Goal:
What follows is a listing; restate every line of it word for word.

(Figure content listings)
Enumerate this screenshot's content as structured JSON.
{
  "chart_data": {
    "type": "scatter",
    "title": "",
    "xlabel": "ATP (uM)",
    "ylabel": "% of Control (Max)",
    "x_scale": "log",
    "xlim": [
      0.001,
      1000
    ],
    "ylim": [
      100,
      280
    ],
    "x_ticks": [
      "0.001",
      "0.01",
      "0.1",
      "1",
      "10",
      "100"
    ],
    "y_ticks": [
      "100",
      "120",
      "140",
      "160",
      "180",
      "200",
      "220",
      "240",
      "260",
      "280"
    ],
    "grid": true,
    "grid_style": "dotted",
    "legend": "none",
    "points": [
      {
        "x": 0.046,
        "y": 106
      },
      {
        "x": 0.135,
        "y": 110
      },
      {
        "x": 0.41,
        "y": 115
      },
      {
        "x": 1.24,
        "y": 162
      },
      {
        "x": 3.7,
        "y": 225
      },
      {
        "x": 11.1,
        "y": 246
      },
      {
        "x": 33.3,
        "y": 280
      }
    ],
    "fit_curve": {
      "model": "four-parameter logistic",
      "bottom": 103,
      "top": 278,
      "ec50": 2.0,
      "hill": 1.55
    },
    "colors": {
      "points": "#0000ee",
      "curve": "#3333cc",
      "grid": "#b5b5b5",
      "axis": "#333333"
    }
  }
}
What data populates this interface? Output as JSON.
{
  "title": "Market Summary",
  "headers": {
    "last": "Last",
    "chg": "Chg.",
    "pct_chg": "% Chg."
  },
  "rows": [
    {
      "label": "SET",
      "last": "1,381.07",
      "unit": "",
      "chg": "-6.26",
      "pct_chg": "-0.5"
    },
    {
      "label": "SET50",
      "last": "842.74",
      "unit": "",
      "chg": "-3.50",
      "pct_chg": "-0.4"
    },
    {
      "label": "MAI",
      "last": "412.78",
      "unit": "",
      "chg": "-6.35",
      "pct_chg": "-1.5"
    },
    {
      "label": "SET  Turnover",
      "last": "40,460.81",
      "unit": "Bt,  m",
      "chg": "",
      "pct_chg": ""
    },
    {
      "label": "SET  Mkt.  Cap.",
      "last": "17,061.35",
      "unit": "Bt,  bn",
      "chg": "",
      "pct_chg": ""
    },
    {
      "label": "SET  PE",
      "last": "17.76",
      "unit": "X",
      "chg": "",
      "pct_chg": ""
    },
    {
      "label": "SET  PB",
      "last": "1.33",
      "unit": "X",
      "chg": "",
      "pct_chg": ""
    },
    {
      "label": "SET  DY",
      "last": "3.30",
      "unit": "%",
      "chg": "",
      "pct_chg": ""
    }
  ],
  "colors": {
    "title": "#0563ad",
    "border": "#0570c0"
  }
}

Task answer:
Enumerate this screenshot's content as structured JSON.
{
  "chart_data": {
    "type": "scatter",
    "title": "",
    "xlabel": "ATP (uM)",
    "ylabel": "% of Control (Max)",
    "x_scale": "log",
    "xlim": [
      0.001,
      1000
    ],
    "ylim": [
      100,
      280
    ],
    "x_ticks": [
      "0.001",
      "0.01",
      "0.1",
      "1",
      "10",
      "100"
    ],
    "y_ticks": [
      "100",
      "120",
      "140",
      "160",
      "180",
      "200",
      "220",
      "240",
      "260",
      "280"
    ],
    "grid": true,
    "grid_style": "dotted",
    "legend": "none",
    "points": [
      {
        "x": 0.046,
        "y": 106
      },
      {
        "x": 0.135,
        "y": 110
      },
      {
        "x": 0.41,
        "y": 115
      },
      {
        "x": 1.24,
        "y": 162
      },
      {
        "x": 3.7,
        "y": 225
      },
      {
        "x": 11.1,
        "y": 246
      },
      {
        "x": 33.3,
        "y": 280
      }
    ],
    "fit_curve": {
      "model": "four-parameter logistic",
      "bottom": 103,
      "top": 278,
      "ec50": 2.0,
      "hill": 1.55
    },
    "colors": {
      "points": "#0000ee",
      "curve": "#3333cc",
      "grid": "#b5b5b5",
      "axis": "#333333"
    }
  }
}
What data populates this interface? Output as JSON.
{
  "title": "Market Summary",
  "headers": {
    "last": "Last",
    "chg": "Chg.",
    "pct_chg": "% Chg."
  },
  "rows": [
    {
      "label": "SET",
      "last": "1,381.07",
      "unit": "",
      "chg": "-6.26",
      "pct_chg": "-0.5"
    },
    {
      "label": "SET50",
      "last": "842.74",
      "unit": "",
      "chg": "-3.50",
      "pct_chg": "-0.4"
    },
    {
      "label": "MAI",
      "last": "412.78",
      "unit": "",
      "chg": "-6.35",
      "pct_chg": "-1.5"
    },
    {
      "label": "SET  Turnover",
      "last": "40,460.81",
      "unit": "Bt,  m",
      "chg": "",
      "pct_chg": ""
    },
    {
      "label": "SET  Mkt.  Cap.",
      "last": "17,061.35",
      "unit": "Bt,  bn",
      "chg": "",
      "pct_chg": ""
    },
    {
      "label": "SET  PE",
      "last": "17.76",
      "unit": "X",
      "chg": "",
      "pct_chg": ""
    },
    {
      "label": "SET  PB",
      "last": "1.33",
      "unit": "X",
      "chg": "",
      "pct_chg": ""
    },
    {
      "label": "SET  DY",
      "last": "3.30",
      "unit": "%",
      "chg": "",
      "pct_chg": ""
    }
  ],
  "colors": {
    "title": "#0563ad",
    "border": "#0570c0"
  }
}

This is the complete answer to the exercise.